*** Opening Selected extract ***

Stokes was reported in Geelong's Round 7 clash against the Brisbane Lions, after striking Brisbane's Michael Rischitelli in the match's first quarter. Stokes went on to garner two goals and 12 disposals for the game. At the AFL Tribunal, he accepted a one match suspension for the incident, but due to his poor tribunal record, which includes a four match suspension for an incident in the 2007 pre-season, his ban could not be reduced with an early plea. Stokes went on to play 22 games for 2008 including the loss in the 2008 AFL Grand Final against Hawthorn. He had a career high 31 disposals (22 kicks, 9 handballs, 13 marks and 2 goals) in the round 2, 99-point win against Essendon.

Stokes played 19 games in total for 2009, including the second qualifying final against the Western Bulldogs. He withdrew from the preliminary final against Collingwood due to groin soreness, and as a result of Geelong winning the preliminary final by a large margin and all players performing well, he could not force his selection back into the team for the grand final against St Kilda.

*** Closing Selected extract ***

[Problem to solve]
Translate this sentence from the passage on Stokes's seasons with Geelong into Spanish: "Stokes played 19 games in total for 2009, including the second qualifying final against the Western Bulldogs."

*** Opening Dataset records ***

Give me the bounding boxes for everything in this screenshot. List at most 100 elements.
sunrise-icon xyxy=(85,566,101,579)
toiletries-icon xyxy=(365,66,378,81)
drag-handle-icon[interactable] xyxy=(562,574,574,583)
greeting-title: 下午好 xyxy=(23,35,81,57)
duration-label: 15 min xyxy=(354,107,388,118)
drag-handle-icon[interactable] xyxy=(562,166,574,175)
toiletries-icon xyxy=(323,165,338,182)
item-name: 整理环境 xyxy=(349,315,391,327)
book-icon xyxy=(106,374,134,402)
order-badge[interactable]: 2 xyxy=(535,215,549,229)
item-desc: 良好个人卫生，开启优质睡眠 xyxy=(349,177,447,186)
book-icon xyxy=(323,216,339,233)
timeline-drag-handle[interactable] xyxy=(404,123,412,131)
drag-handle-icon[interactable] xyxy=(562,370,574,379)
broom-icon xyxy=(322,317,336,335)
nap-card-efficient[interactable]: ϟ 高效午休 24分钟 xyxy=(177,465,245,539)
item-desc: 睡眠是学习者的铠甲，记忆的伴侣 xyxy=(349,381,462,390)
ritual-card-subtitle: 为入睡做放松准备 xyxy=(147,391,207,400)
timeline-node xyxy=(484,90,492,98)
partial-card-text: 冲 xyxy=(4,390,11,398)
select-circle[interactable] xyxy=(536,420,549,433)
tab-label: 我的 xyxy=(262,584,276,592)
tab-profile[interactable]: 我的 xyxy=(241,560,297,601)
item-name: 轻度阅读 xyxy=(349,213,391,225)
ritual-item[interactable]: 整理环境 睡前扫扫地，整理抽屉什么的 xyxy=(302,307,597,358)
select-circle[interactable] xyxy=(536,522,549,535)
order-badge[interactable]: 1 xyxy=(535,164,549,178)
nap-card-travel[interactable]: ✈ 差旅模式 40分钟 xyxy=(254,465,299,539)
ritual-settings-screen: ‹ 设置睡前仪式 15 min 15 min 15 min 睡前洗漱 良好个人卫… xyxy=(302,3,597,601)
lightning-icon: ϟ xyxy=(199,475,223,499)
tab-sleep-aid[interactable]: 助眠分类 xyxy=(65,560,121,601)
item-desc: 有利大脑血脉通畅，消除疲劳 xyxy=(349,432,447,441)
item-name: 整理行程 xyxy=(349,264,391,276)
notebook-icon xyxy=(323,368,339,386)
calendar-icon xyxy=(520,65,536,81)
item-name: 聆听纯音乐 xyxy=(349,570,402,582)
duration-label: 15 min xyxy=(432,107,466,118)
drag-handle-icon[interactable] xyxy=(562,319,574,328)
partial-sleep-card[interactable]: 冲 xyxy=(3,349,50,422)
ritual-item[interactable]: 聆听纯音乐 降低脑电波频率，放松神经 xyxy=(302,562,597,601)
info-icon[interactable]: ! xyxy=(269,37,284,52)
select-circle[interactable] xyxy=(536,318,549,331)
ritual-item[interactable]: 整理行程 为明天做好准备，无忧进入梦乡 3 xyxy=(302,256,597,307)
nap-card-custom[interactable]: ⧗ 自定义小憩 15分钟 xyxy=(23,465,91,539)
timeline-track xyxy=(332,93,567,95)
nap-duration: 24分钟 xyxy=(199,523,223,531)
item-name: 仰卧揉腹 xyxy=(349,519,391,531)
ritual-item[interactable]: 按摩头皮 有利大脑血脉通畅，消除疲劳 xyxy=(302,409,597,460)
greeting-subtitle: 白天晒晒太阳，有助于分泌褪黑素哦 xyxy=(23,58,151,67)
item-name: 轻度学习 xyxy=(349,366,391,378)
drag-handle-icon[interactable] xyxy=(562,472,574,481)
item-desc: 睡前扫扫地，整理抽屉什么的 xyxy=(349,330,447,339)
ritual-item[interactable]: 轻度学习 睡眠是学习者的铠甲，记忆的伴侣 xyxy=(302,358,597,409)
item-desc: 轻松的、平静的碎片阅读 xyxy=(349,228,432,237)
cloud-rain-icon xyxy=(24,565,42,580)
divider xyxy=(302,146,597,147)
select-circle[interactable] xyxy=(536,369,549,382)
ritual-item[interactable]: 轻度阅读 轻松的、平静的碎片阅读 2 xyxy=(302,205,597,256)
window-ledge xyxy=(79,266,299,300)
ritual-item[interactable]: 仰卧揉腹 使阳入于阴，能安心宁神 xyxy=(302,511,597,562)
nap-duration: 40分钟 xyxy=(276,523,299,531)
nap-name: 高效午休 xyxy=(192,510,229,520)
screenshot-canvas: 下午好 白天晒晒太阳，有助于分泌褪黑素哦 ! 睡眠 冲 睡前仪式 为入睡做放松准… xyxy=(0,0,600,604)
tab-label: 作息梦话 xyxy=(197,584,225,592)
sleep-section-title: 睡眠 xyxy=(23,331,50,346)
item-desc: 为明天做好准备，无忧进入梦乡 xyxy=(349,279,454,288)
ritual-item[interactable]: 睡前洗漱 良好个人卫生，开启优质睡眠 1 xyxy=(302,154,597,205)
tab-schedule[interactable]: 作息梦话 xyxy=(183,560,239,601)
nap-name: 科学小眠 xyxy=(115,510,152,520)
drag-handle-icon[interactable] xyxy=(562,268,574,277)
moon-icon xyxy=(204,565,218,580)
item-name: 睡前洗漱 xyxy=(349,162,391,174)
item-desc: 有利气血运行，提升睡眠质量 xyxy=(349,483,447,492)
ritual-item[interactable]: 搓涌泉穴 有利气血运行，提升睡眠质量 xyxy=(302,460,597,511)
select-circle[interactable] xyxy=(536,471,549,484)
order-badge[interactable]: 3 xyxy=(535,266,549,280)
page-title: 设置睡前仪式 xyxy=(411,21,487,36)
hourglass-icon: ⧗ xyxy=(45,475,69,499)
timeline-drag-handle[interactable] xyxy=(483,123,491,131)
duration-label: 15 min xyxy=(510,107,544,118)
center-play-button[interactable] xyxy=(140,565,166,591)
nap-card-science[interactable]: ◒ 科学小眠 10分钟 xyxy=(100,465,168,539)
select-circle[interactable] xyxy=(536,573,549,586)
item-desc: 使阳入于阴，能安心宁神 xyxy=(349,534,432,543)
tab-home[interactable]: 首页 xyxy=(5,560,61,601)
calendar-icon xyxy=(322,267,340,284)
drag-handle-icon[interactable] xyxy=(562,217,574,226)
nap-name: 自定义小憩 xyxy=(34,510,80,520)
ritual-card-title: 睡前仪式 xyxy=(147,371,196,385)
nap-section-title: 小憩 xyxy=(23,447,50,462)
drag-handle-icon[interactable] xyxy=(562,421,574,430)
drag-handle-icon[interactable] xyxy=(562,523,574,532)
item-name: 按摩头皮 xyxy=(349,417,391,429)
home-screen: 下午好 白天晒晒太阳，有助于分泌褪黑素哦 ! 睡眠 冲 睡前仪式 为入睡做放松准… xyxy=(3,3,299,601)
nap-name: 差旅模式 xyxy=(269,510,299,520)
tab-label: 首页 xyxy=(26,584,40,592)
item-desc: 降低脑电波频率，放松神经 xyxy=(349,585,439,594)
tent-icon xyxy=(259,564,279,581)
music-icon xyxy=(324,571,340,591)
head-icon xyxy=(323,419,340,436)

*** Closing Dataset records ***

[Expected answer]
Stokes jugó 19 partidos en total en 2009, incluida la segunda final clasificatoria contra los Western Bulldogs.